→ **PROBLEM STATEMENT**: State how many lines of the data contain the word "Background", and write nothing besides the number.

→ **GIVEN RECORDS**:
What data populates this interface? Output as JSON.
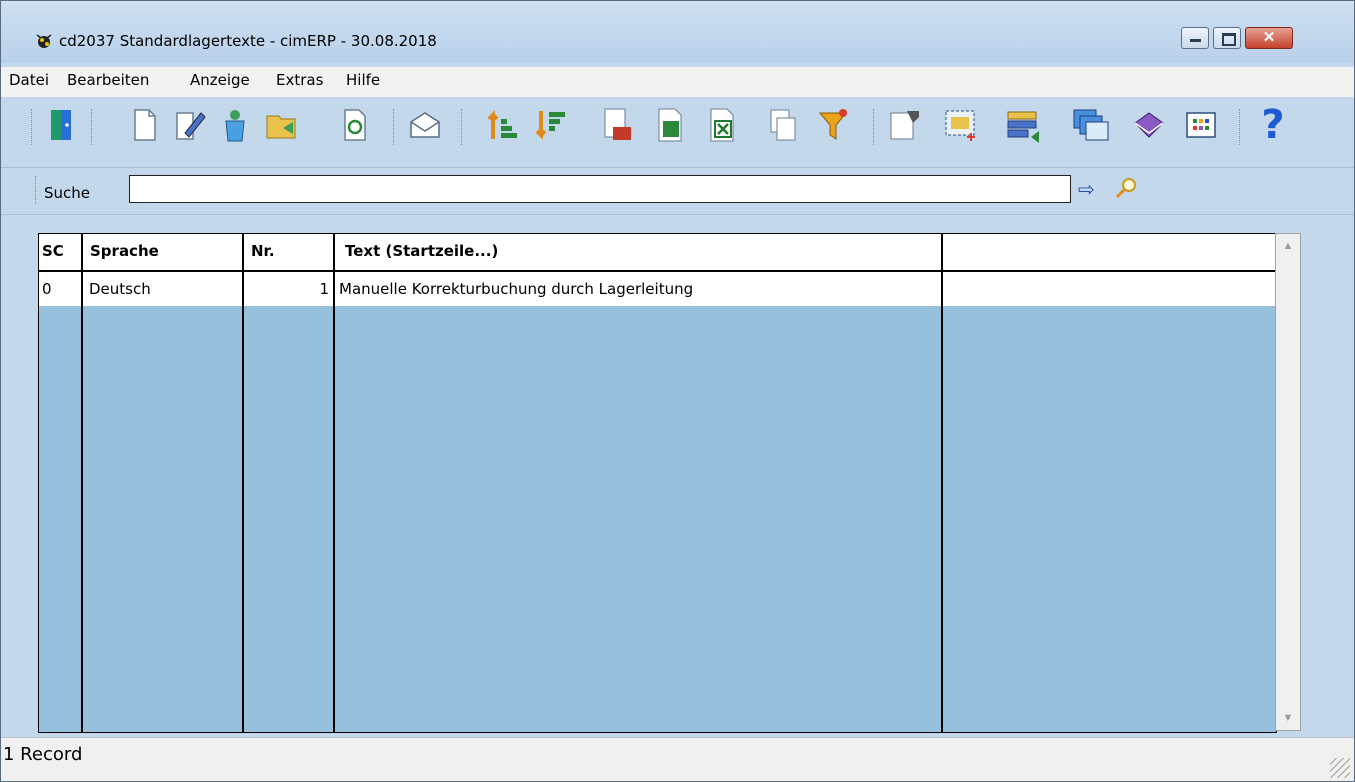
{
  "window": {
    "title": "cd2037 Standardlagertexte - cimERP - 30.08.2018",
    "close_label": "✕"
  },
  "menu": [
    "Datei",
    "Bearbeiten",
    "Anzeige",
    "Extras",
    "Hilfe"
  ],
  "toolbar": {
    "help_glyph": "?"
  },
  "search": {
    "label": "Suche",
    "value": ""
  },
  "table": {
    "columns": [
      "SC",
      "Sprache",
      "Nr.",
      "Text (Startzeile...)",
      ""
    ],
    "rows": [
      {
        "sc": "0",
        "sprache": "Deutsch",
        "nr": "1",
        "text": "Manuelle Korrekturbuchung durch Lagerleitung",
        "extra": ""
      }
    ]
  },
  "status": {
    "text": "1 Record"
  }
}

---

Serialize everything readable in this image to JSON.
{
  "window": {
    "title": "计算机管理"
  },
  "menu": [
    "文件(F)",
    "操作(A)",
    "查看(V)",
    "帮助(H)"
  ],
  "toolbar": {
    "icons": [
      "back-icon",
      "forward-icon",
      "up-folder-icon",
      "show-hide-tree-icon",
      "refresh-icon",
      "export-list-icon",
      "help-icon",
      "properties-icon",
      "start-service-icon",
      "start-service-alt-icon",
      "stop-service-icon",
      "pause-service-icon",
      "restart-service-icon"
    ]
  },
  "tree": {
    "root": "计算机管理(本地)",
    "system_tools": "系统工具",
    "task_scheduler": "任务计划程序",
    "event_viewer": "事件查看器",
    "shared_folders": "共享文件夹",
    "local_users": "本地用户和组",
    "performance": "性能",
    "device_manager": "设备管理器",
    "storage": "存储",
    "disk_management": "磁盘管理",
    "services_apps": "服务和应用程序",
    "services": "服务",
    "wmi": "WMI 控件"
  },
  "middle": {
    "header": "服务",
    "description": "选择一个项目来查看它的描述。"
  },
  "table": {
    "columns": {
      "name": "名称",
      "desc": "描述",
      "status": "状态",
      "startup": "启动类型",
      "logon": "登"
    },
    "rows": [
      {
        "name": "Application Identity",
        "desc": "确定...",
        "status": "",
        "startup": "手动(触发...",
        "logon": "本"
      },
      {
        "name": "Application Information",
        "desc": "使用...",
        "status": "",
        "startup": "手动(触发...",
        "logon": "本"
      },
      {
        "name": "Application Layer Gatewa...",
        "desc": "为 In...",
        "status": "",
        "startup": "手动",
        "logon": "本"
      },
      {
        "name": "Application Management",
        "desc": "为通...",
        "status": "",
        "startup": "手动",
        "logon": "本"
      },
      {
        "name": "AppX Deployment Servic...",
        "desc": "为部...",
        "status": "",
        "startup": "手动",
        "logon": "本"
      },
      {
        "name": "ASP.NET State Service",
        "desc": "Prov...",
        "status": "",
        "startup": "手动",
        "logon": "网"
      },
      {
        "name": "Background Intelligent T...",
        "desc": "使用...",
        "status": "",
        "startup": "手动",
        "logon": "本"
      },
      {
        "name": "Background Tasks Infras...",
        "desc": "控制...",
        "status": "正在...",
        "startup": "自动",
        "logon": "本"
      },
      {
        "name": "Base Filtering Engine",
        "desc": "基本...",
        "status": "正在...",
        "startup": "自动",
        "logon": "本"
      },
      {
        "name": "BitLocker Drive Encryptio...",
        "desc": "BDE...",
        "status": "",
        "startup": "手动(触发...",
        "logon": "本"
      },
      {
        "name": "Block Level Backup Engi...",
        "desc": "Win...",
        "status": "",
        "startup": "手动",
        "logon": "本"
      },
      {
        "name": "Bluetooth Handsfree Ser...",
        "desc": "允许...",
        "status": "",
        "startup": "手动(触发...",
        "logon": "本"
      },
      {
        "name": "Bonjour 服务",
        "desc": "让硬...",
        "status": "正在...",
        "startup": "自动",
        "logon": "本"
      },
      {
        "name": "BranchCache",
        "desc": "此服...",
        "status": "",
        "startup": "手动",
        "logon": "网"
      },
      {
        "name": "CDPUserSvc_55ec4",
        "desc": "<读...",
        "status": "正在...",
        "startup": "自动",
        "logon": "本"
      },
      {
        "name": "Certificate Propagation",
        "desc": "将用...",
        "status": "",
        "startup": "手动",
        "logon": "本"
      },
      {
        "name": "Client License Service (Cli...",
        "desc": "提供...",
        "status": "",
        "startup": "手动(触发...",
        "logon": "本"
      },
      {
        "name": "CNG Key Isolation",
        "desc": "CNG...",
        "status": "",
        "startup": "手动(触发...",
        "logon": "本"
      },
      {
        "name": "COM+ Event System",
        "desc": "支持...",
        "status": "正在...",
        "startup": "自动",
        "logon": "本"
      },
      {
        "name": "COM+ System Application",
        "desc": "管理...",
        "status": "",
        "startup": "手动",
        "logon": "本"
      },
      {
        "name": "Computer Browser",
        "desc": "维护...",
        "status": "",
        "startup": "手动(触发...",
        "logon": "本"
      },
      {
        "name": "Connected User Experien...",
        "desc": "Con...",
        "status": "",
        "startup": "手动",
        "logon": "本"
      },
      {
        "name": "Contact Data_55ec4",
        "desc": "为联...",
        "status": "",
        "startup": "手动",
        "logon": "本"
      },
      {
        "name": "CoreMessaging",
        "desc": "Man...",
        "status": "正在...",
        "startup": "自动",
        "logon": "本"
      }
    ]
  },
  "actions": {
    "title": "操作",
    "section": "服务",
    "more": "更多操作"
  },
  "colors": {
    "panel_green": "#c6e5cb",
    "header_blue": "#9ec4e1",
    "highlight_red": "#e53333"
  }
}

→ **CORRECT RESULT**: 2